### The exercise
Show all lines of the listing that hold the word "Wind".

### Stored records
## START

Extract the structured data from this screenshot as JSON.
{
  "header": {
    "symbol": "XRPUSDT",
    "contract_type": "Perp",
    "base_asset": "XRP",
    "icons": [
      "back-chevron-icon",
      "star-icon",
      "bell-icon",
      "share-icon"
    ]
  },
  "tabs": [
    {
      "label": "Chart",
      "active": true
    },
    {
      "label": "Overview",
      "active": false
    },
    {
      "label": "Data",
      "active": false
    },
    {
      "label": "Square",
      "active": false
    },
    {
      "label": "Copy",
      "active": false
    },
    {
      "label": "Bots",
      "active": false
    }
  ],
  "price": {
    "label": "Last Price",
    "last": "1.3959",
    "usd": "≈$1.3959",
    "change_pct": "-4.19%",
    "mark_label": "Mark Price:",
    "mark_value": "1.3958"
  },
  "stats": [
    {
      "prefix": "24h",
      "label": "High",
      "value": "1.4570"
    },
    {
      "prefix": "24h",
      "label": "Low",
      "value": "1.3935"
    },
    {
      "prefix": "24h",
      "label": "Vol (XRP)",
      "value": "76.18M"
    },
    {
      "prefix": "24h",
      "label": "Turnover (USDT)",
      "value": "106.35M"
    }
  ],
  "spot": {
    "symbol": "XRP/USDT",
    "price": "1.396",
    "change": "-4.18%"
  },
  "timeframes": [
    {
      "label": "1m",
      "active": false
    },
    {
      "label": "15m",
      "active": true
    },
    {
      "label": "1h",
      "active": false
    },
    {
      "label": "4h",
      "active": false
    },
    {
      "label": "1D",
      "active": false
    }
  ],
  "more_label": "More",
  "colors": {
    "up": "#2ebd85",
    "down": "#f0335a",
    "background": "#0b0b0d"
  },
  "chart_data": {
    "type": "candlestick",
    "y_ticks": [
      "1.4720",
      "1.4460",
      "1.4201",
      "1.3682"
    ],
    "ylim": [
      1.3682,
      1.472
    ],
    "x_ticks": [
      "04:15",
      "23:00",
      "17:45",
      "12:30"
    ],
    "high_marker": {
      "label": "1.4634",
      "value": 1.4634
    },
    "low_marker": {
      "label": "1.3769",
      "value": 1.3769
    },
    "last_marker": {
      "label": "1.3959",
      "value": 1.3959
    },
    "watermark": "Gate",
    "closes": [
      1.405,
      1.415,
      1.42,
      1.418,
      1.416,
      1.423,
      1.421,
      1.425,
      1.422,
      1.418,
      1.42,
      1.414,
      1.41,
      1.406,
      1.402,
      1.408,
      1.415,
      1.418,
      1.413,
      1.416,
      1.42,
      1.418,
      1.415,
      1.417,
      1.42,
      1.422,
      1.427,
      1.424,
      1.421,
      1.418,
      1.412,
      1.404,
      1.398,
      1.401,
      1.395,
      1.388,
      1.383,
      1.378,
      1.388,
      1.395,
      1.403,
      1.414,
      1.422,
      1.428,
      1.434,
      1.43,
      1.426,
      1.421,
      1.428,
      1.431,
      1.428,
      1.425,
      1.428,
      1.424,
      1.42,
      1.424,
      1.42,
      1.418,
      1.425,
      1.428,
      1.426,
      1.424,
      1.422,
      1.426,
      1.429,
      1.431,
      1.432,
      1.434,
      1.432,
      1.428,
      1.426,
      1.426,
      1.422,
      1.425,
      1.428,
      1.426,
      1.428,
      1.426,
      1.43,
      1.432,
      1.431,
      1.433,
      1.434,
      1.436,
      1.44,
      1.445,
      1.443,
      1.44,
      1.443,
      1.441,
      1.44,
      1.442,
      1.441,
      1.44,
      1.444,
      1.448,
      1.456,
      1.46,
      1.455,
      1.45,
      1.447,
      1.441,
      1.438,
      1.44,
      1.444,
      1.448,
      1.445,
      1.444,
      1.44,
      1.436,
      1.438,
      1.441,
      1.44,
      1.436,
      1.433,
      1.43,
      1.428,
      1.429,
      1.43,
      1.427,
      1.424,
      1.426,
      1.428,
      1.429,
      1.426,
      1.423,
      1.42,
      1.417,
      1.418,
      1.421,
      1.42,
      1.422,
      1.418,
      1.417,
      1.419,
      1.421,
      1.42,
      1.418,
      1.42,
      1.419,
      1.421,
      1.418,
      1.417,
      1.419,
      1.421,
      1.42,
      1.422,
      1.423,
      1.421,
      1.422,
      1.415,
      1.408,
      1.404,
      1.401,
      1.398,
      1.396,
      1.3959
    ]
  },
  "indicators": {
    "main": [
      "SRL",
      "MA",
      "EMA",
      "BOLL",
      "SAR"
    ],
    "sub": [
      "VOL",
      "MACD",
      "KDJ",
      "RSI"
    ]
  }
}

## END
## START

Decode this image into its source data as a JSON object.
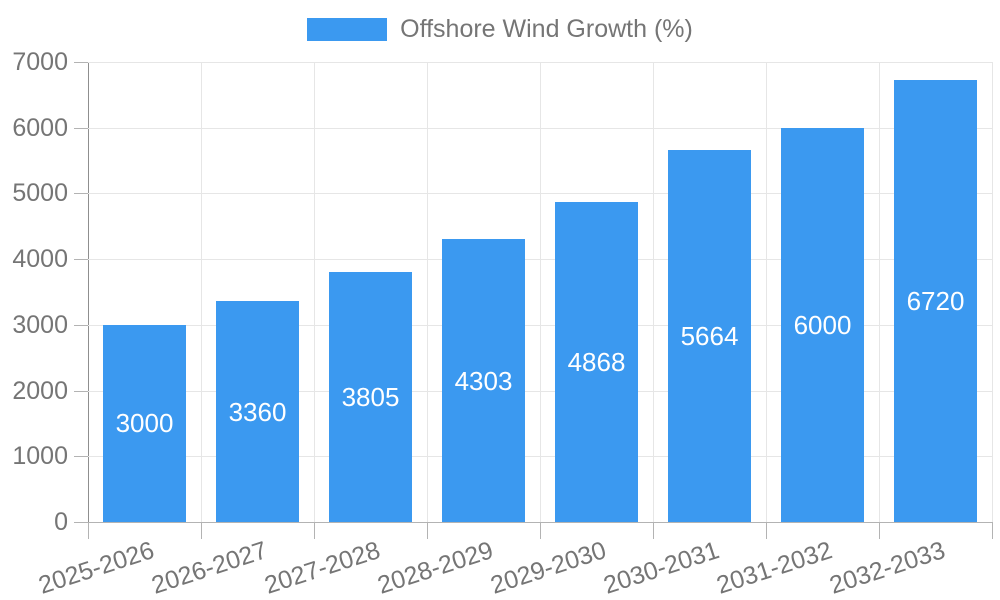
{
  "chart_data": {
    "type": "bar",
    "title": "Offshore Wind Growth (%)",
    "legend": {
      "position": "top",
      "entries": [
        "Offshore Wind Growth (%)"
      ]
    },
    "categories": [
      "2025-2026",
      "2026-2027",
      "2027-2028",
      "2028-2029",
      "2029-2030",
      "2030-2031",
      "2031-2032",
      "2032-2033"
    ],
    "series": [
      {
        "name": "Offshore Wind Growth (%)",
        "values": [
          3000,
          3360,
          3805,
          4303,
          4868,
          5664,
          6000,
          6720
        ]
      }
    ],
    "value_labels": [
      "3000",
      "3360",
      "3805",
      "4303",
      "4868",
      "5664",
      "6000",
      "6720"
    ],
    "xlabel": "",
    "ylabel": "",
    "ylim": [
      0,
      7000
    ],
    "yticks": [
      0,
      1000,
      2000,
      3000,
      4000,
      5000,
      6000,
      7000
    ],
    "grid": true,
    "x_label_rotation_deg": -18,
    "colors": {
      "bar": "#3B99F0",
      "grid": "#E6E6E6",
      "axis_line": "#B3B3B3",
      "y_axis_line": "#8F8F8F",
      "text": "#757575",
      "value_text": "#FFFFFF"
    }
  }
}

## END

### Reply to the exercise
    "title": "Offshore Wind Growth (%)",
        "Offshore Wind Growth (%)"
        "name": "Offshore Wind Growth (%)",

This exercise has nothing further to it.